**Task details:** State how many lines hold the word "name", with no other words.

**Data for this exercise:**
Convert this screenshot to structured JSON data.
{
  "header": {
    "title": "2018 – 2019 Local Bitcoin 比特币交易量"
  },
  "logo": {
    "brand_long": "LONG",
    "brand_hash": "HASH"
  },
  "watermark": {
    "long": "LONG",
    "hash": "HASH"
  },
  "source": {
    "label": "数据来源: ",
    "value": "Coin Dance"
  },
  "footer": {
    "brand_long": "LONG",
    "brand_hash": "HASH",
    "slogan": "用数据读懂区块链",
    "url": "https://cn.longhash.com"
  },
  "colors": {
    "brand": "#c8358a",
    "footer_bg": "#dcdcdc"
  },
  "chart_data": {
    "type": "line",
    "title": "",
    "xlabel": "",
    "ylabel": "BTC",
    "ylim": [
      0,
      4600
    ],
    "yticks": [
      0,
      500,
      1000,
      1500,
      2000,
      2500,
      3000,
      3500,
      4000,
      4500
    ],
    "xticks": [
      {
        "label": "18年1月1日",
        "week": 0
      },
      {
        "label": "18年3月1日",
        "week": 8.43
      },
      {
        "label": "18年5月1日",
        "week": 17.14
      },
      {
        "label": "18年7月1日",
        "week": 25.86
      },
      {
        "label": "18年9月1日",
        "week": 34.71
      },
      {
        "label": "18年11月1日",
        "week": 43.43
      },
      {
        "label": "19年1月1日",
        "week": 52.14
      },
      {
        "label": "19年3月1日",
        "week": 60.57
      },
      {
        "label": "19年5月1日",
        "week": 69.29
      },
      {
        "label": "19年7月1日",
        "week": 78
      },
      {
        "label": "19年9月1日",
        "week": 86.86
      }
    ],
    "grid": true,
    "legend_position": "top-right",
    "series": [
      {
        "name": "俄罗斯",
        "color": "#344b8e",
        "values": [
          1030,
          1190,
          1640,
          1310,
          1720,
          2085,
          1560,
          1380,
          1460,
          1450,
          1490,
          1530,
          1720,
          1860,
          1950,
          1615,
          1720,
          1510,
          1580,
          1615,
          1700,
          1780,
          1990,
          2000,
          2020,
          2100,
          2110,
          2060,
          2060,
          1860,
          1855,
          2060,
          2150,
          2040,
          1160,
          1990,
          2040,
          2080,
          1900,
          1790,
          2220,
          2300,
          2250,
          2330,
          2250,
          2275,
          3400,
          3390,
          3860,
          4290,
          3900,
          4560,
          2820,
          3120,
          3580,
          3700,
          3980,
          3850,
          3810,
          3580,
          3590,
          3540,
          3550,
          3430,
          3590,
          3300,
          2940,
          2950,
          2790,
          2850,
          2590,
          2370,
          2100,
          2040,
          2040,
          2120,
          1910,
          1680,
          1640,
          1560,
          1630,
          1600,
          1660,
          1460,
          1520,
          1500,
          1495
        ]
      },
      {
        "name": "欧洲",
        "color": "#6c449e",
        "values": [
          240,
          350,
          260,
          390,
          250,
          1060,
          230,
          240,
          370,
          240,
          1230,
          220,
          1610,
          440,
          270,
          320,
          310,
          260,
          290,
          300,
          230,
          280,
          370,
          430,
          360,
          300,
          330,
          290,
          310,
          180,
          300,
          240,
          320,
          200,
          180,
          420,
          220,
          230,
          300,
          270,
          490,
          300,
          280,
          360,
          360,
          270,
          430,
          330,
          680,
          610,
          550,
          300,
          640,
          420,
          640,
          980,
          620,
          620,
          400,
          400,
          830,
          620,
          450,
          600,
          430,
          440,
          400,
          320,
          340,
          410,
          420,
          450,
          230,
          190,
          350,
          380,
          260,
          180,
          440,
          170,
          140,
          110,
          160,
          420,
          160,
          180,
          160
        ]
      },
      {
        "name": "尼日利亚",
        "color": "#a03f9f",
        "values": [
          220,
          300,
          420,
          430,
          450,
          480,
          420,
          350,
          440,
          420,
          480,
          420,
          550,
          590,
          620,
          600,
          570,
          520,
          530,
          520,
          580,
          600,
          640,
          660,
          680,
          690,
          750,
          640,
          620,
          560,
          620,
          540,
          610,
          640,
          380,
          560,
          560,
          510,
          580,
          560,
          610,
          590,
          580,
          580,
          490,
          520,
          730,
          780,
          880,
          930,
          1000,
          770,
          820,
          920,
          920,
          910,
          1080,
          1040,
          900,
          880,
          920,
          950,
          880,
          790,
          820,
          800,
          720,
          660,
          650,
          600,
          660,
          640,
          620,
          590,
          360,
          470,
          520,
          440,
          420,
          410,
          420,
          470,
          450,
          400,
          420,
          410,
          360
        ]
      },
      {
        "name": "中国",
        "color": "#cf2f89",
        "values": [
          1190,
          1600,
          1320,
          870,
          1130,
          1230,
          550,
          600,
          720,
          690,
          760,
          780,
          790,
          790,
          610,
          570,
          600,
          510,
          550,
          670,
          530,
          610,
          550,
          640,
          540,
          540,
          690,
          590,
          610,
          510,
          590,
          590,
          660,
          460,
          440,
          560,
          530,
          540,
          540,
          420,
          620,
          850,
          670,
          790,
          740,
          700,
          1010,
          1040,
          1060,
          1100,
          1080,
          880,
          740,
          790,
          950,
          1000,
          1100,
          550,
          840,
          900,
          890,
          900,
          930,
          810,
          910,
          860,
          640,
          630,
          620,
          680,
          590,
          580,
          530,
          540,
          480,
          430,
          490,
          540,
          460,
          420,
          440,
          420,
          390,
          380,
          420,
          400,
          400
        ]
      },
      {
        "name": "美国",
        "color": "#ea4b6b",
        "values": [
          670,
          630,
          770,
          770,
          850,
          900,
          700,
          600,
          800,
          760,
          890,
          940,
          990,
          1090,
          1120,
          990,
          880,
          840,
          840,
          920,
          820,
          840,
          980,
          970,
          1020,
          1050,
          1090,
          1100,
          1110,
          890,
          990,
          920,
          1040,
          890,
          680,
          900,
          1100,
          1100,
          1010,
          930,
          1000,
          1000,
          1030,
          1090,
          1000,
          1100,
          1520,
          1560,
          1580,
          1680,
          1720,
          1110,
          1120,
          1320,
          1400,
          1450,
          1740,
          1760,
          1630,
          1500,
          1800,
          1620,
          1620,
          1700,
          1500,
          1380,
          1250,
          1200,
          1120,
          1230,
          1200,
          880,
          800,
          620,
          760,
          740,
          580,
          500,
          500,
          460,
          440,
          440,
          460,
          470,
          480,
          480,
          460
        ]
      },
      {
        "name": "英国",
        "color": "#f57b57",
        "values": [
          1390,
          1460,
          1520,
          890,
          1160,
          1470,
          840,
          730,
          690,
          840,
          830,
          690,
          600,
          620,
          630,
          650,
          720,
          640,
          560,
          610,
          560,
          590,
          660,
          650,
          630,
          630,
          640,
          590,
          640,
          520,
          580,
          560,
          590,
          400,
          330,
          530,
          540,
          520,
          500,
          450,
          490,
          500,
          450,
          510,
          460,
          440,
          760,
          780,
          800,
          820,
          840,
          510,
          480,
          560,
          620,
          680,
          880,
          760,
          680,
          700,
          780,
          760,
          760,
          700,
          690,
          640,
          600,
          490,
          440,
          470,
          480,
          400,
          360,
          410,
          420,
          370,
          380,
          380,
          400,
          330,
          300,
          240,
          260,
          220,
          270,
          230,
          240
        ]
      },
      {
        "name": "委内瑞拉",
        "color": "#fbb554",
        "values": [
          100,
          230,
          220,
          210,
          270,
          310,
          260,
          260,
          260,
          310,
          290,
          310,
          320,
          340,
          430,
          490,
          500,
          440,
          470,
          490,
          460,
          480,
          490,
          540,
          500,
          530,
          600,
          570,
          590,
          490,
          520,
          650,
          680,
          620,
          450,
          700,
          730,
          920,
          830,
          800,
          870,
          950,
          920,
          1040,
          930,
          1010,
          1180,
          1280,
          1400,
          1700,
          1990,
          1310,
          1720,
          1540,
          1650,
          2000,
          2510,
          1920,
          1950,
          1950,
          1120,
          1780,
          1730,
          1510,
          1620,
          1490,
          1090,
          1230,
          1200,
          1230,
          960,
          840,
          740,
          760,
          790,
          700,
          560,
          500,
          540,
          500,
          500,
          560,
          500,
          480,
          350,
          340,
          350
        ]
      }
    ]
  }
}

**Right answer:** 7